Write every entry out again exactly, please, and skip the pictures.

— Start Extracted data —

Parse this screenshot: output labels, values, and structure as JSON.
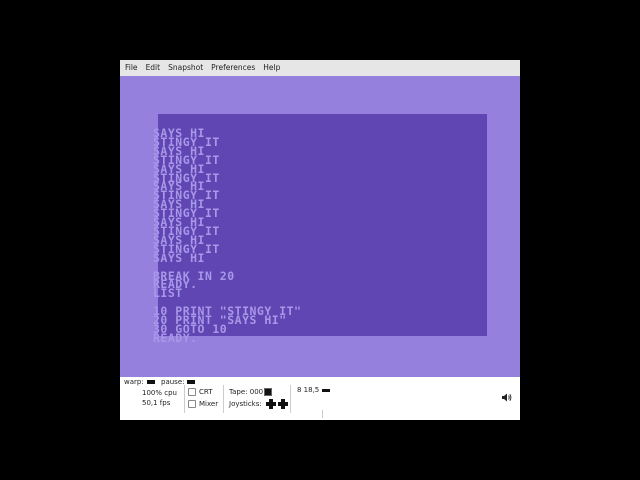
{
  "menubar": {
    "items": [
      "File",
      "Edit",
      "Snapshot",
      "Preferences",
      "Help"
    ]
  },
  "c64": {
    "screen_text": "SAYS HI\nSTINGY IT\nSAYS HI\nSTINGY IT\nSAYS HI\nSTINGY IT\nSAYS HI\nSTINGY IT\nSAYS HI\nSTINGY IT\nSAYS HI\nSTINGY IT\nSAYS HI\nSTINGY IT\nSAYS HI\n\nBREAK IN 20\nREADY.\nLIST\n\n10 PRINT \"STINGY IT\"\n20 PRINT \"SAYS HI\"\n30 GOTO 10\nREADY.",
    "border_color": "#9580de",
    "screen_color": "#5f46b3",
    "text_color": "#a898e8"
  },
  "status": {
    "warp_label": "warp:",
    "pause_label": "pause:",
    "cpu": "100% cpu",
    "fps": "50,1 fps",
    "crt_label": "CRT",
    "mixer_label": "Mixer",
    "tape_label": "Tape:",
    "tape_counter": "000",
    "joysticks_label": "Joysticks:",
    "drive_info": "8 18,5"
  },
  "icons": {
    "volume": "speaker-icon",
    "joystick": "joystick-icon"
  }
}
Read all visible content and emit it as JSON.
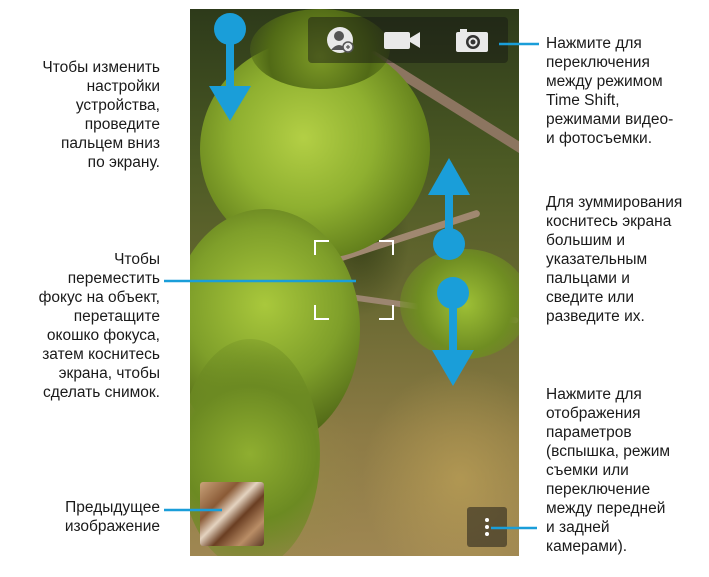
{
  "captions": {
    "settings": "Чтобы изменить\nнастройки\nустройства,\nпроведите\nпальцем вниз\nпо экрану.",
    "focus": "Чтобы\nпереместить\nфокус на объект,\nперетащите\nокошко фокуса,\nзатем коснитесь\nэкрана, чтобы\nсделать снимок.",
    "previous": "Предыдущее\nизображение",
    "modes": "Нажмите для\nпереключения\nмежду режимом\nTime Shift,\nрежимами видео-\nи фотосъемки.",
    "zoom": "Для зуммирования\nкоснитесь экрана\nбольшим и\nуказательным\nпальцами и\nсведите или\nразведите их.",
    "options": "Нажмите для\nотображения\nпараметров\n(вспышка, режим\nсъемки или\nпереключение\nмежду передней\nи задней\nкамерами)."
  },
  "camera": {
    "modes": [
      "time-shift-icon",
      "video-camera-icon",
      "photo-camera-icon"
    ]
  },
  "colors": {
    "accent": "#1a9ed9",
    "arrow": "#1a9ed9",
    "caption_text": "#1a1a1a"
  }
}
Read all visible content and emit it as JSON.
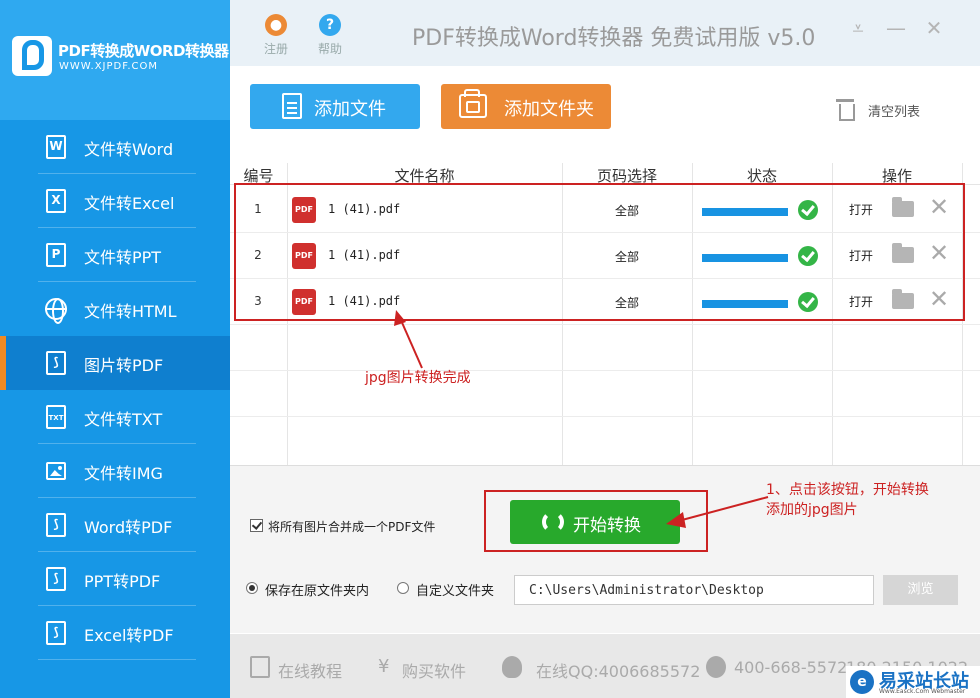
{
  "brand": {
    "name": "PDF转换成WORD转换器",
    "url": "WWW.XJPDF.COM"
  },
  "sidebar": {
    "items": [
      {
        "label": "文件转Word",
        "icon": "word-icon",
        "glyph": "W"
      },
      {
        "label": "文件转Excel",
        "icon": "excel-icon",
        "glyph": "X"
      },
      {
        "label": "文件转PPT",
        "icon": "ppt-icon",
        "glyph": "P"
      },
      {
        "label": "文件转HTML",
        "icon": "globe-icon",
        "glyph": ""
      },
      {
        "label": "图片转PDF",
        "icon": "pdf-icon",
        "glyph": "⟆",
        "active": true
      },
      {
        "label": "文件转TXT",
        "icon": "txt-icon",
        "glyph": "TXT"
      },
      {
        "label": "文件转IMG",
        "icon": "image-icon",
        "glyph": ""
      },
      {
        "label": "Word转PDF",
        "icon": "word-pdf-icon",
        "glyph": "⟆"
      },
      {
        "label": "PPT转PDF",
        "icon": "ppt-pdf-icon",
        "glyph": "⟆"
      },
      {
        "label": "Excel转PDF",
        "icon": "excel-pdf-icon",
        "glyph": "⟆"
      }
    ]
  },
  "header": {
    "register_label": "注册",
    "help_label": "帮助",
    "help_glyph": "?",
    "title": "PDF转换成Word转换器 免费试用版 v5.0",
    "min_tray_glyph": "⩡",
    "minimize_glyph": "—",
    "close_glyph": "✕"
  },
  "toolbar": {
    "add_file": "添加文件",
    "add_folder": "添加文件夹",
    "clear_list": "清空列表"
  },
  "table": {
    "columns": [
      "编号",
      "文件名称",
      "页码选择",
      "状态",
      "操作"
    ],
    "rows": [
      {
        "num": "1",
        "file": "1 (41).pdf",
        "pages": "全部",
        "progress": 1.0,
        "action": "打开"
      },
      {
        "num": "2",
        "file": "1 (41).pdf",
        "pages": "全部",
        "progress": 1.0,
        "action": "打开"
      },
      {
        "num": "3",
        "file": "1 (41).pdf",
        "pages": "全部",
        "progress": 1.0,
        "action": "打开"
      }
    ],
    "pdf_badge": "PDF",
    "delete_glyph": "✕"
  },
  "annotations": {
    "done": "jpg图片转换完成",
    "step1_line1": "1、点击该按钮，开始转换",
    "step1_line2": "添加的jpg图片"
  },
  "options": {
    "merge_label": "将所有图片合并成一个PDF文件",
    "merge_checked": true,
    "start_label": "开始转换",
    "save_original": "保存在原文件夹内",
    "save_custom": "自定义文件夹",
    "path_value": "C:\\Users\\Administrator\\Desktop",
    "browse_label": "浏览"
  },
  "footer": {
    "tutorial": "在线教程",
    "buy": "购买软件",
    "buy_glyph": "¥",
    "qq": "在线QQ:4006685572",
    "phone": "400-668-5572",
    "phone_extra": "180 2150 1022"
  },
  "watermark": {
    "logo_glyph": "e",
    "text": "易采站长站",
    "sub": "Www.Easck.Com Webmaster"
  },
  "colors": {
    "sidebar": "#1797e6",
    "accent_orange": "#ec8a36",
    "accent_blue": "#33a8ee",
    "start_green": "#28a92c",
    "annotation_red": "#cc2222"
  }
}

— End Extracted data —

* **Result for this task**:
Parse this screenshot: output labels, values, and structure as JSON.
{
  "menubar": {
    "items": [
      "File",
      "Edit",
      "Snapshot",
      "Preferences",
      "Help"
    ]
  },
  "c64": {
    "screen_text": "SAYS HI\nSTINGY IT\nSAYS HI\nSTINGY IT\nSAYS HI\nSTINGY IT\nSAYS HI\nSTINGY IT\nSAYS HI\nSTINGY IT\nSAYS HI\nSTINGY IT\nSAYS HI\nSTINGY IT\nSAYS HI\n\nBREAK IN 20\nREADY.\nLIST\n\n10 PRINT \"STINGY IT\"\n20 PRINT \"SAYS HI\"\n30 GOTO 10\nREADY.",
    "border_color": "#9580de",
    "screen_color": "#5f46b3",
    "text_color": "#a898e8"
  },
  "status": {
    "warp_label": "warp:",
    "pause_label": "pause:",
    "cpu": "100% cpu",
    "fps": "50,1 fps",
    "crt_label": "CRT",
    "mixer_label": "Mixer",
    "tape_label": "Tape:",
    "tape_counter": "000",
    "joysticks_label": "Joysticks:",
    "drive_info": "8 18,5"
  },
  "icons": {
    "volume": "speaker-icon",
    "joystick": "joystick-icon"
  }
}
Read all visible content and emit it as JSON.
{
  "captions": {
    "settings": "Чтобы изменить\nнастройки\nустройства,\nпроведите\nпальцем вниз\nпо экрану.",
    "focus": "Чтобы\nпереместить\nфокус на объект,\nперетащите\nокошко фокуса,\nзатем коснитесь\nэкрана, чтобы\nсделать снимок.",
    "previous": "Предыдущее\nизображение",
    "modes": "Нажмите для\nпереключения\nмежду режимом\nTime Shift,\nрежимами видео-\nи фотосъемки.",
    "zoom": "Для зуммирования\nкоснитесь экрана\nбольшим и\nуказательным\nпальцами и\nсведите или\nразведите их.",
    "options": "Нажмите для\nотображения\nпараметров\n(вспышка, режим\nсъемки или\nпереключение\nмежду передней\nи задней\nкамерами)."
  },
  "camera": {
    "modes": [
      "time-shift-icon",
      "video-camera-icon",
      "photo-camera-icon"
    ]
  },
  "colors": {
    "accent": "#1a9ed9",
    "arrow": "#1a9ed9",
    "caption_text": "#1a1a1a"
  }
}
Read all visible content and emit it as JSON.
{
  "brand": {
    "name": "PDF转换成WORD转换器",
    "url": "WWW.XJPDF.COM"
  },
  "sidebar": {
    "items": [
      {
        "label": "文件转Word",
        "icon": "word-icon",
        "glyph": "W"
      },
      {
        "label": "文件转Excel",
        "icon": "excel-icon",
        "glyph": "X"
      },
      {
        "label": "文件转PPT",
        "icon": "ppt-icon",
        "glyph": "P"
      },
      {
        "label": "文件转HTML",
        "icon": "globe-icon",
        "glyph": ""
      },
      {
        "label": "图片转PDF",
        "icon": "pdf-icon",
        "glyph": "⟆",
        "active": true
      },
      {
        "label": "文件转TXT",
        "icon": "txt-icon",
        "glyph": "TXT"
      },
      {
        "label": "文件转IMG",
        "icon": "image-icon",
        "glyph": ""
      },
      {
        "label": "Word转PDF",
        "icon": "word-pdf-icon",
        "glyph": "⟆"
      },
      {
        "label": "PPT转PDF",
        "icon": "ppt-pdf-icon",
        "glyph": "⟆"
      },
      {
        "label": "Excel转PDF",
        "icon": "excel-pdf-icon",
        "glyph": "⟆"
      }
    ]
  },
  "header": {
    "register_label": "注册",
    "help_label": "帮助",
    "help_glyph": "?",
    "title": "PDF转换成Word转换器 免费试用版 v5.0",
    "min_tray_glyph": "⩡",
    "minimize_glyph": "—",
    "close_glyph": "✕"
  },
  "toolbar": {
    "add_file": "添加文件",
    "add_folder": "添加文件夹",
    "clear_list": "清空列表"
  },
  "table": {
    "columns": [
      "编号",
      "文件名称",
      "页码选择",
      "状态",
      "操作"
    ],
    "rows": [
      {
        "num": "1",
        "file": "1 (41).pdf",
        "pages": "全部",
        "progress": 1.0,
        "action": "打开"
      },
      {
        "num": "2",
        "file": "1 (41).pdf",
        "pages": "全部",
        "progress": 1.0,
        "action": "打开"
      },
      {
        "num": "3",
        "file": "1 (41).pdf",
        "pages": "全部",
        "progress": 1.0,
        "action": "打开"
      }
    ],
    "pdf_badge": "PDF",
    "delete_glyph": "✕"
  },
  "annotations": {
    "done": "jpg图片转换完成",
    "step1_line1": "1、点击该按钮，开始转换",
    "step1_line2": "添加的jpg图片"
  },
  "options": {
    "merge_label": "将所有图片合并成一个PDF文件",
    "merge_checked": true,
    "start_label": "开始转换",
    "save_original": "保存在原文件夹内",
    "save_custom": "自定义文件夹",
    "path_value": "C:\\Users\\Administrator\\Desktop",
    "browse_label": "浏览"
  },
  "footer": {
    "tutorial": "在线教程",
    "buy": "购买软件",
    "buy_glyph": "¥",
    "qq": "在线QQ:4006685572",
    "phone": "400-668-5572",
    "phone_extra": "180 2150 1022"
  },
  "watermark": {
    "logo_glyph": "e",
    "text": "易采站长站",
    "sub": "Www.Easck.Com Webmaster"
  },
  "colors": {
    "sidebar": "#1797e6",
    "accent_orange": "#ec8a36",
    "accent_blue": "#33a8ee",
    "start_green": "#28a92c",
    "annotation_red": "#cc2222"
  }
}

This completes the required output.